§ THE EXERCISE
Transcribe all the entries word for word, but omit the images.

§ RECORDS FOR THE TASK
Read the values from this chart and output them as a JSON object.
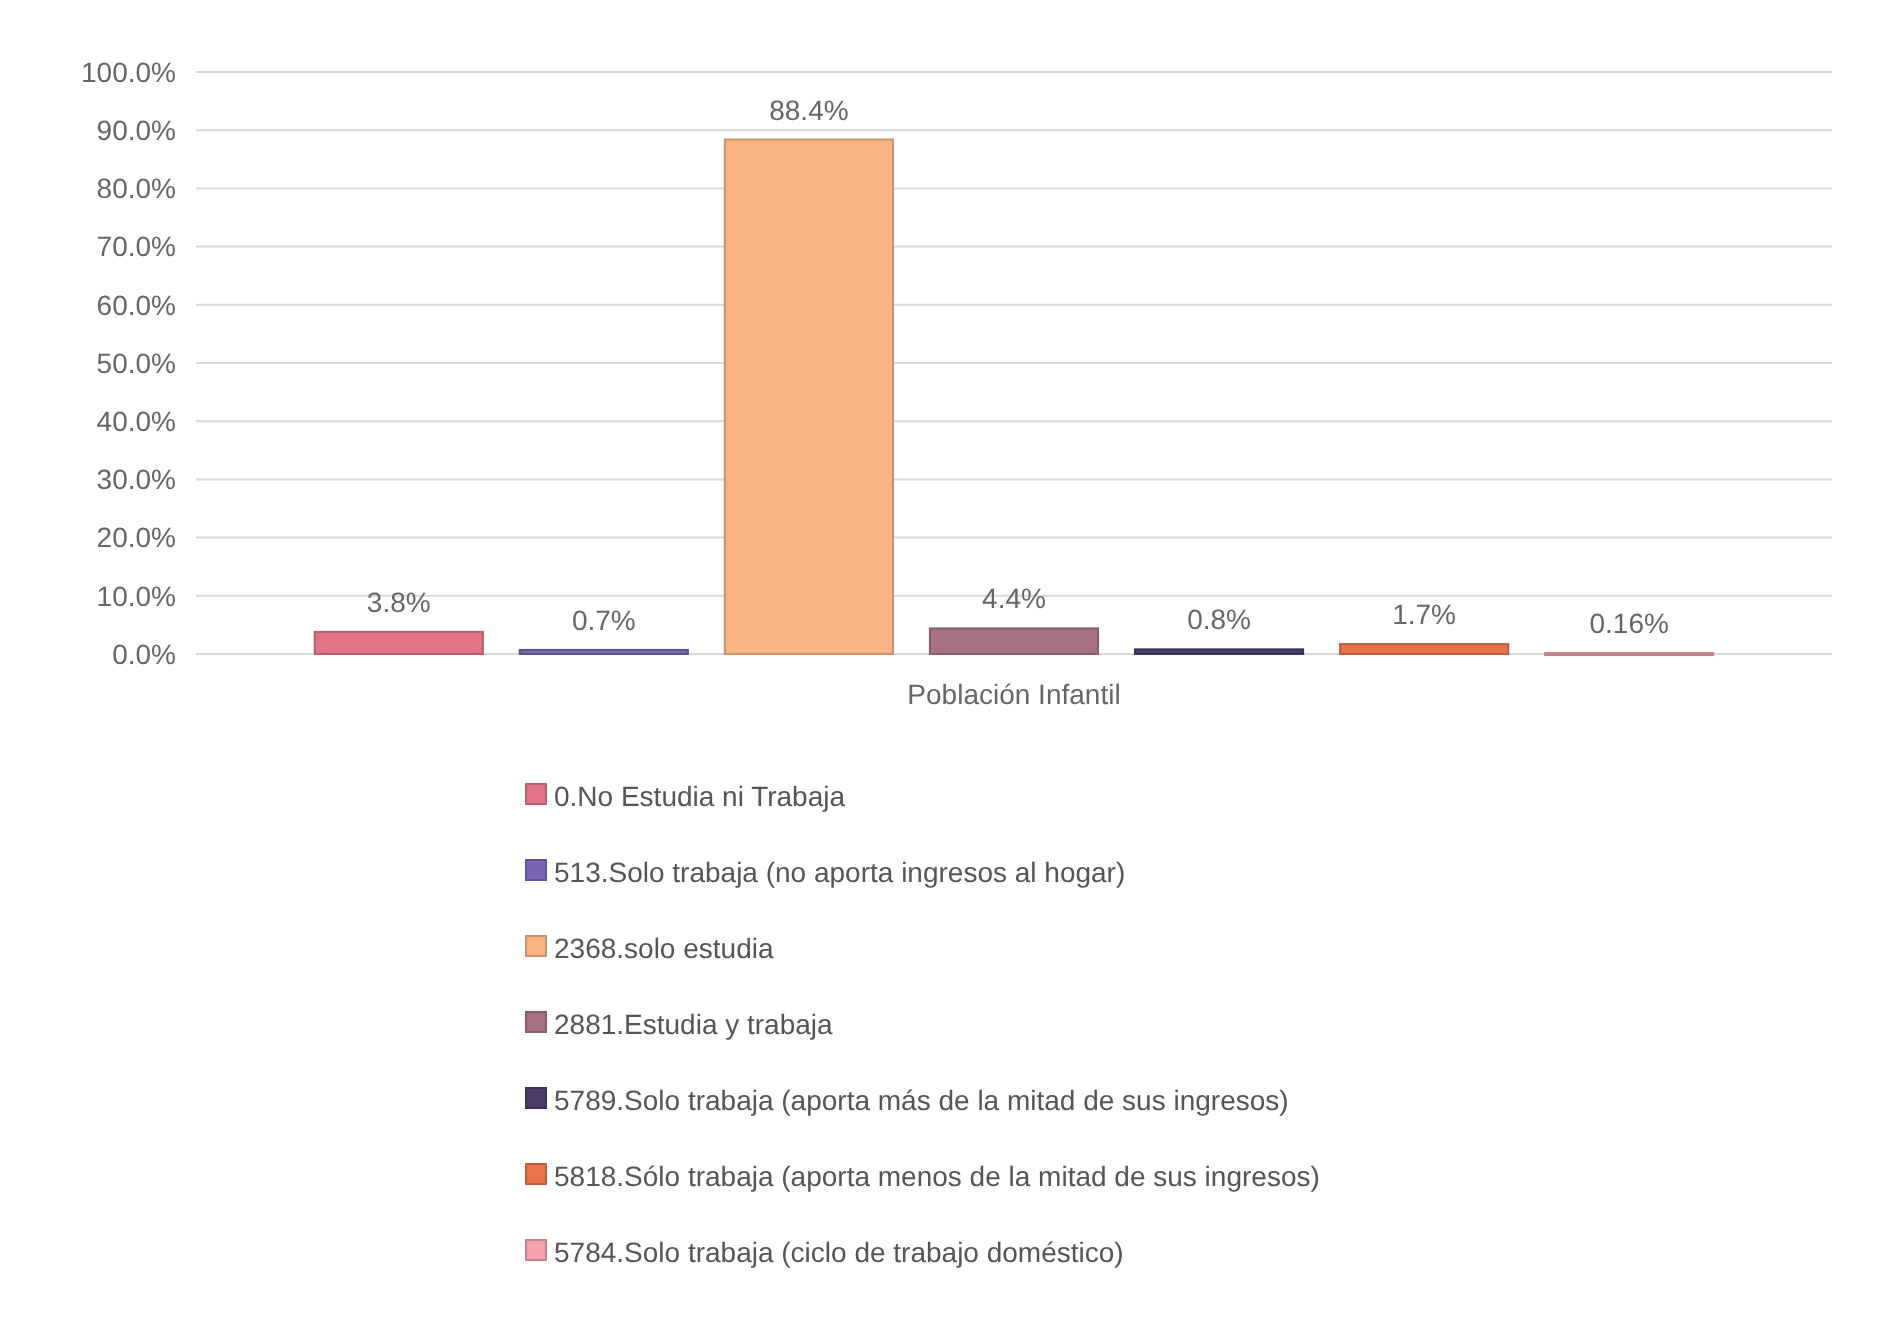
{
  "chart_data": {
    "type": "bar",
    "categories": [
      "Población Infantil"
    ],
    "series": [
      {
        "name": "0.No Estudia ni Trabaja",
        "color": "#e27585",
        "values": [
          3.8
        ],
        "value_labels": [
          "3.8%"
        ]
      },
      {
        "name": "513.Solo trabaja (no aporta ingresos al hogar)",
        "color": "#7b65b5",
        "values": [
          0.7
        ],
        "value_labels": [
          "0.7%"
        ]
      },
      {
        "name": "2368.solo estudia",
        "color": "#f8b583",
        "values": [
          88.4
        ],
        "value_labels": [
          "88.4%"
        ]
      },
      {
        "name": "2881.Estudia y trabaja",
        "color": "#a77282",
        "values": [
          4.4
        ],
        "value_labels": [
          "4.4%"
        ]
      },
      {
        "name": "5789.Solo trabaja (aporta más de la mitad de sus ingresos)",
        "color": "#4b3c6b",
        "values": [
          0.8
        ],
        "value_labels": [
          "0.8%"
        ]
      },
      {
        "name": "5818.Sólo trabaja (aporta menos de la mitad de sus ingresos)",
        "color": "#e8744e",
        "values": [
          1.7
        ],
        "value_labels": [
          "1.7%"
        ]
      },
      {
        "name": "5784.Solo trabaja (ciclo de trabajo doméstico)",
        "color": "#f2a3ab",
        "values": [
          0.16
        ],
        "value_labels": [
          "0.16%"
        ]
      }
    ],
    "ylim": [
      0,
      100
    ],
    "yticks": [
      {
        "value": 0,
        "label": "0.0%"
      },
      {
        "value": 10,
        "label": "10.0%"
      },
      {
        "value": 20,
        "label": "20.0%"
      },
      {
        "value": 30,
        "label": "30.0%"
      },
      {
        "value": 40,
        "label": "40.0%"
      },
      {
        "value": 50,
        "label": "50.0%"
      },
      {
        "value": 60,
        "label": "60.0%"
      },
      {
        "value": 70,
        "label": "70.0%"
      },
      {
        "value": 80,
        "label": "80.0%"
      },
      {
        "value": 90,
        "label": "90.0%"
      },
      {
        "value": 100,
        "label": "100.0%"
      }
    ],
    "grid": "y",
    "legend": "bottom"
  }
}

§ WRITTEN ANSWER
Read the values from this chart and output them as a JSON object.
{
  "chart_data": {
    "type": "bar",
    "categories": [
      "Población Infantil"
    ],
    "series": [
      {
        "name": "0.No Estudia ni Trabaja",
        "color": "#e27585",
        "values": [
          3.8
        ],
        "value_labels": [
          "3.8%"
        ]
      },
      {
        "name": "513.Solo trabaja (no aporta ingresos al hogar)",
        "color": "#7b65b5",
        "values": [
          0.7
        ],
        "value_labels": [
          "0.7%"
        ]
      },
      {
        "name": "2368.solo estudia",
        "color": "#f8b583",
        "values": [
          88.4
        ],
        "value_labels": [
          "88.4%"
        ]
      },
      {
        "name": "2881.Estudia y trabaja",
        "color": "#a77282",
        "values": [
          4.4
        ],
        "value_labels": [
          "4.4%"
        ]
      },
      {
        "name": "5789.Solo trabaja (aporta más de la mitad de sus ingresos)",
        "color": "#4b3c6b",
        "values": [
          0.8
        ],
        "value_labels": [
          "0.8%"
        ]
      },
      {
        "name": "5818.Sólo trabaja (aporta menos de la mitad de sus ingresos)",
        "color": "#e8744e",
        "values": [
          1.7
        ],
        "value_labels": [
          "1.7%"
        ]
      },
      {
        "name": "5784.Solo trabaja (ciclo de trabajo doméstico)",
        "color": "#f2a3ab",
        "values": [
          0.16
        ],
        "value_labels": [
          "0.16%"
        ]
      }
    ],
    "ylim": [
      0,
      100
    ],
    "yticks": [
      {
        "value": 0,
        "label": "0.0%"
      },
      {
        "value": 10,
        "label": "10.0%"
      },
      {
        "value": 20,
        "label": "20.0%"
      },
      {
        "value": 30,
        "label": "30.0%"
      },
      {
        "value": 40,
        "label": "40.0%"
      },
      {
        "value": 50,
        "label": "50.0%"
      },
      {
        "value": 60,
        "label": "60.0%"
      },
      {
        "value": 70,
        "label": "70.0%"
      },
      {
        "value": 80,
        "label": "80.0%"
      },
      {
        "value": 90,
        "label": "90.0%"
      },
      {
        "value": 100,
        "label": "100.0%"
      }
    ],
    "grid": "y",
    "legend": "bottom"
  }
}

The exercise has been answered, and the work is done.